Please carry on the passage about Alejandra and Venezuela's election day, picking up after its last sentence.

SOURCE PASSAGE:
Content starts
Her family, in a microcosm of the polarized country, is strongly divided between government supporters and opposition.
Across the city, Alejandra, who asked that her last name be withheld, shielded her freshly tattooed forearm from the sun as she waited to walk into the voting booth. Underneath her new, colorful feather, the faint outline of a slingshot was visible. It was the slingshot she had used to fight off police last year during a wave of mass anti-government protests here.
"The only line I stand in proudly now is this one," she said. Alejandra became a local celebrity after a photograph of her crouching behind a barricade, wearing a gas mask and preparing to shoot a slingshot went viral. She spent three months in the protest camps, known as guarimbas, that sprouted up throughout Caracas; her campmates dubbed her "the princess of the guarimba."
After a year of soul-searching, Alejandra decided violence would not spur the change many in Venezuela had been seeking. "I matured," said the 25-year-old student. "The answer lies in the vote."
Content ends
DATASET EXCERPTS:
Content starts
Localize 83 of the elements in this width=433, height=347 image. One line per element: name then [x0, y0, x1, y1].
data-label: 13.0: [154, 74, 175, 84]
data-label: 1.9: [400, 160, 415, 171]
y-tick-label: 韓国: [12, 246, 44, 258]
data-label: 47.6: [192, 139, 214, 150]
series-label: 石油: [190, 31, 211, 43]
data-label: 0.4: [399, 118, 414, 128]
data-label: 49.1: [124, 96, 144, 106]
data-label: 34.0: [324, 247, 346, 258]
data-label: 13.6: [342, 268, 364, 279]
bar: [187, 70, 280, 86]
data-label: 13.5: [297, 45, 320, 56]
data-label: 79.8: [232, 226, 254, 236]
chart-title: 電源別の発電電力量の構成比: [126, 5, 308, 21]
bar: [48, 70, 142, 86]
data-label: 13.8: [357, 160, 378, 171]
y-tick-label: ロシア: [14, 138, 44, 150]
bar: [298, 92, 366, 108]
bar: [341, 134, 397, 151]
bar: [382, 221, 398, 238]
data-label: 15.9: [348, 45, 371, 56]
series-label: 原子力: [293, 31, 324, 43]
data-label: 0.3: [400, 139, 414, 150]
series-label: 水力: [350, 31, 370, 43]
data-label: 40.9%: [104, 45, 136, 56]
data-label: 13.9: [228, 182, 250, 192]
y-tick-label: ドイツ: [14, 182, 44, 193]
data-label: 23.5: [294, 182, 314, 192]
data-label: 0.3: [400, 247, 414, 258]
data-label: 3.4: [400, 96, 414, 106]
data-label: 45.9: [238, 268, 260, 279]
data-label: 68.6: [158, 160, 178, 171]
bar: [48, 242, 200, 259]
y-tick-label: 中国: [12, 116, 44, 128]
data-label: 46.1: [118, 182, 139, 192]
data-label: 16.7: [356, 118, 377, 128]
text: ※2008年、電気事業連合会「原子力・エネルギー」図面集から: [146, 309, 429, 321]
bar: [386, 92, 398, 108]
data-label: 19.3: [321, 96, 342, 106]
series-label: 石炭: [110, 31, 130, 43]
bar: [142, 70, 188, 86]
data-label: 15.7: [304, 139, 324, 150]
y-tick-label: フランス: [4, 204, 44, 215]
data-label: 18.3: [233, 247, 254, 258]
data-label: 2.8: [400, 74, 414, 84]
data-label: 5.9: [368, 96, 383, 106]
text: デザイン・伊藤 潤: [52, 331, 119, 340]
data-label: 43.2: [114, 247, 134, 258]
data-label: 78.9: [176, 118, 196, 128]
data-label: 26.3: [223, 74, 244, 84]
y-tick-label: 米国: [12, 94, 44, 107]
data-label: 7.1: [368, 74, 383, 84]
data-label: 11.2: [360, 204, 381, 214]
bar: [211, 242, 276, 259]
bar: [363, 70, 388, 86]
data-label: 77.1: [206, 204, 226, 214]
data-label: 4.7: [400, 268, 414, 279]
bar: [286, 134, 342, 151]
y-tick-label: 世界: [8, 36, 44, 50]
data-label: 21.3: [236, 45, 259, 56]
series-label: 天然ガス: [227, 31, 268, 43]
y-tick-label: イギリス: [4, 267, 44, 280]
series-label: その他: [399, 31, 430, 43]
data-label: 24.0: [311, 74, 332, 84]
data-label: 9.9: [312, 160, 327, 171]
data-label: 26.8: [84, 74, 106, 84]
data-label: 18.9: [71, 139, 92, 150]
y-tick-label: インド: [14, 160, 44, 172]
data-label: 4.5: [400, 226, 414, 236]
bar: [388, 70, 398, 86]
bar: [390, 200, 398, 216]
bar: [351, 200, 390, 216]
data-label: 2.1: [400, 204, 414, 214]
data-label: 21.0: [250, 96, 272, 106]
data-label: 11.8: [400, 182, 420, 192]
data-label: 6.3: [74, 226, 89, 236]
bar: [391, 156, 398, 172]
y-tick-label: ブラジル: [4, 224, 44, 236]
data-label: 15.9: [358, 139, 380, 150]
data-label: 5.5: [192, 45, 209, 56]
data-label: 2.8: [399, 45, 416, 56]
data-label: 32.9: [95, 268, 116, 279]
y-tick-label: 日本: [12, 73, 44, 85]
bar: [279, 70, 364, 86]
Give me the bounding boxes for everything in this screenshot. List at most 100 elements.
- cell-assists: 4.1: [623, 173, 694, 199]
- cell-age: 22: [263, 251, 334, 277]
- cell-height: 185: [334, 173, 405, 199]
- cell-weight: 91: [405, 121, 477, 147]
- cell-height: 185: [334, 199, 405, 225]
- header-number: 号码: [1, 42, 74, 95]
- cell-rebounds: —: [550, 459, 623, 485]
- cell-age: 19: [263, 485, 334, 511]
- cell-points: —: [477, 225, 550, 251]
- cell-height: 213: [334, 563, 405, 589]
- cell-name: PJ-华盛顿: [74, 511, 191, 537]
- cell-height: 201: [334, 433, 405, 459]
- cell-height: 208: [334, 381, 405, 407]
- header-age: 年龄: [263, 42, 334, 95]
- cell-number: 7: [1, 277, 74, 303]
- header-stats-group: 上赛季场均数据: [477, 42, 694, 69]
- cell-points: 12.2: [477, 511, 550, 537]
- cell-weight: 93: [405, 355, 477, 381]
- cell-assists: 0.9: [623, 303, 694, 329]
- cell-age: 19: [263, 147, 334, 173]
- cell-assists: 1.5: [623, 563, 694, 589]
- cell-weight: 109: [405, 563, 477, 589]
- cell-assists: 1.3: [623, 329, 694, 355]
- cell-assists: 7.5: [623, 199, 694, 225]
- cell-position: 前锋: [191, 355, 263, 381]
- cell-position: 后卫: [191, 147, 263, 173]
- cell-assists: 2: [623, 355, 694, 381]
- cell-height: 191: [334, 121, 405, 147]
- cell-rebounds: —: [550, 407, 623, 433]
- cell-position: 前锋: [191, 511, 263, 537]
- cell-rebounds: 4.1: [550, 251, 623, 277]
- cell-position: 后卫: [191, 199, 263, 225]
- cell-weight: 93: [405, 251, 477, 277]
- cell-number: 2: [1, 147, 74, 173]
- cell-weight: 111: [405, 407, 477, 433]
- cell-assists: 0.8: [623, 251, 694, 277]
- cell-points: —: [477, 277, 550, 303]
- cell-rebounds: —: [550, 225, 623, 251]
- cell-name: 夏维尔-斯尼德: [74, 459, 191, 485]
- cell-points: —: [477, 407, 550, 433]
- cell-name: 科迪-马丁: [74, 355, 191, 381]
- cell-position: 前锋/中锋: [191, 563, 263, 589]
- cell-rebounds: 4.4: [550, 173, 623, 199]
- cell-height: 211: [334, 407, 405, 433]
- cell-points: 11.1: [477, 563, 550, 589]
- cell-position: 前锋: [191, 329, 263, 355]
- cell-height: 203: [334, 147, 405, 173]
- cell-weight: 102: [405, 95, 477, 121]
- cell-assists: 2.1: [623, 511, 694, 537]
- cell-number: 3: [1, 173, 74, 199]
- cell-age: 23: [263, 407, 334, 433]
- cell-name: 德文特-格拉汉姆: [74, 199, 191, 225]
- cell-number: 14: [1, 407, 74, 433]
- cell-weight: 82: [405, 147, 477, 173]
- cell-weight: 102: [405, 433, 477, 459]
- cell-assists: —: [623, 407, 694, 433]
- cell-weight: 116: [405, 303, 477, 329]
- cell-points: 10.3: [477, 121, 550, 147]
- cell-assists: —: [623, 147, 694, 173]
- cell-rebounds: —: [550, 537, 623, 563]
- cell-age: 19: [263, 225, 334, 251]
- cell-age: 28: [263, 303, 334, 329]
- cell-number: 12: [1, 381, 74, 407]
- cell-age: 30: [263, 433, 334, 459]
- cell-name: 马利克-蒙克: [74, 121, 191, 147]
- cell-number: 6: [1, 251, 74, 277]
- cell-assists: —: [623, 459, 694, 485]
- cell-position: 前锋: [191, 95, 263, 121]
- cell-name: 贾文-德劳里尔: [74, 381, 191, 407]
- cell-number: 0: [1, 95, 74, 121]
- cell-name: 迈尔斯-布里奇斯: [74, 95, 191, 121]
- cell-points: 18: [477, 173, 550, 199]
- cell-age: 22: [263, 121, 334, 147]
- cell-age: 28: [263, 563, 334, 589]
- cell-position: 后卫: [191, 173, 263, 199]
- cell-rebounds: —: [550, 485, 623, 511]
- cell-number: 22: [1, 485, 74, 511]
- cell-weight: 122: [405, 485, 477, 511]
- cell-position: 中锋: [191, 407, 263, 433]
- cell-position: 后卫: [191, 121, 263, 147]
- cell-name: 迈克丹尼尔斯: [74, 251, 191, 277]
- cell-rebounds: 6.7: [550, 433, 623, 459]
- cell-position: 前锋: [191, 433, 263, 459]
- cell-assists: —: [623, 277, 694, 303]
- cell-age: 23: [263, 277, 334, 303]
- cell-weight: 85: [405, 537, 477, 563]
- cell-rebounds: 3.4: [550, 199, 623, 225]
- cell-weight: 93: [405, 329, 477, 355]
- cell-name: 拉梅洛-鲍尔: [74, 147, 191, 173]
Content ends
SOLVED PROBLEM:
Still, Alejandra voiced a concern many here, including opposition supporters, have: the opposition is significantly fractured and their current alliance, forged in time for campaign season, could fall apart. The differences between the factions are nearly as wide as those between chavismo and the opposition.
The factions' priorities are the same: release political prisoners, solve the economic and social crisis and change the government. The methods and timeline for these goals have resulted in tension between the groups.
"This opposition is glued together like a heel to a shoe, it’s absolutely disjointed, with no type of project," said Nicmer Evans, a Venezuelan political expert.
Many here did not vote for the opposition because of an affinity to it, but rather, it was a "punishment" vote against the ruling party. Maria Betania Pena, who sat on the curb outside her voting center in the wealthy Chacao area eating ice-cream Sunday afternoon, admitted that she did not know who most of the opposition candidates she had voted for were. What she did know is that she wanted a change, desperately.
"If you work you can't stand in line to get basics such as feminine pads, but if you stand in line you can't work," she said of the catch-22 life in Venezuela has become. But it is violence that worries her the most: her father was killed during a home invasion last year. "I don't want to get killed for my cell phone," she said, her eyelids quivering.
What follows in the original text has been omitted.